Wherever the string "include" occurs in a line of these records, report that line.

(Source records)
-------------------------

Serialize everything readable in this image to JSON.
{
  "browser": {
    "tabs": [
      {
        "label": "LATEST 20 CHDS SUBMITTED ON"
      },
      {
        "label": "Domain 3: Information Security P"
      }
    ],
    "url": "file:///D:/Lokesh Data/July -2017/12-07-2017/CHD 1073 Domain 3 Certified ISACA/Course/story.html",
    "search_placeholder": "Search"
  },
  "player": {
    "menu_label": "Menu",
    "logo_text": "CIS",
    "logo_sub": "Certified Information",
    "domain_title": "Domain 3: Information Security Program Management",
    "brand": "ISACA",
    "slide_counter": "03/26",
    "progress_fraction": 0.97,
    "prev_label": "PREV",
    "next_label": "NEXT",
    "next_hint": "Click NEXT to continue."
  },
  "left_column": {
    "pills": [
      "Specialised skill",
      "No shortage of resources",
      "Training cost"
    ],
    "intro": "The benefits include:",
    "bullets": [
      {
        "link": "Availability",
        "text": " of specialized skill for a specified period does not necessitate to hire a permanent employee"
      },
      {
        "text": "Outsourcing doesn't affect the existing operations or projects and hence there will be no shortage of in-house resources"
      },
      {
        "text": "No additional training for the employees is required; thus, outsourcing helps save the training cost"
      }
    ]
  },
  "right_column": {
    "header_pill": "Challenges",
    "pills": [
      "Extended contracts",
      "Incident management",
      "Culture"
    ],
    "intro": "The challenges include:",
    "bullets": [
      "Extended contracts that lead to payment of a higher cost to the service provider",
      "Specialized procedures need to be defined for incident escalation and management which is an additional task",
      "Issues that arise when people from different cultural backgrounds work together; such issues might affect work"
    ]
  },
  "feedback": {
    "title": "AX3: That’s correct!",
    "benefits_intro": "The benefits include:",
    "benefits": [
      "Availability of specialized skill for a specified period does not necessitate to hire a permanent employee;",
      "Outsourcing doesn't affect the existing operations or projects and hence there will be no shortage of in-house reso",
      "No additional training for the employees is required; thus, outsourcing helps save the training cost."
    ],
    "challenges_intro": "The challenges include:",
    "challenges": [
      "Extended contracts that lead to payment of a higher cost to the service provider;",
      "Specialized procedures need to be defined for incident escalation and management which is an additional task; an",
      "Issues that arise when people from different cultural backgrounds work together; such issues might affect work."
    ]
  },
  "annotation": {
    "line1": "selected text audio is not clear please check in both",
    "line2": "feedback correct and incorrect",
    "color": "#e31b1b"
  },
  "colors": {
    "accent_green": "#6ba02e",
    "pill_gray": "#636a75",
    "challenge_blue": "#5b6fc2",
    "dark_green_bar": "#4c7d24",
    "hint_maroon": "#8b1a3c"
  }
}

-------------------------

SOLUTION:
    "intro": "The benefits include:",
    "intro": "The challenges include:",
    "benefits_intro": "The benefits include:",
    "challenges_intro": "The challenges include:",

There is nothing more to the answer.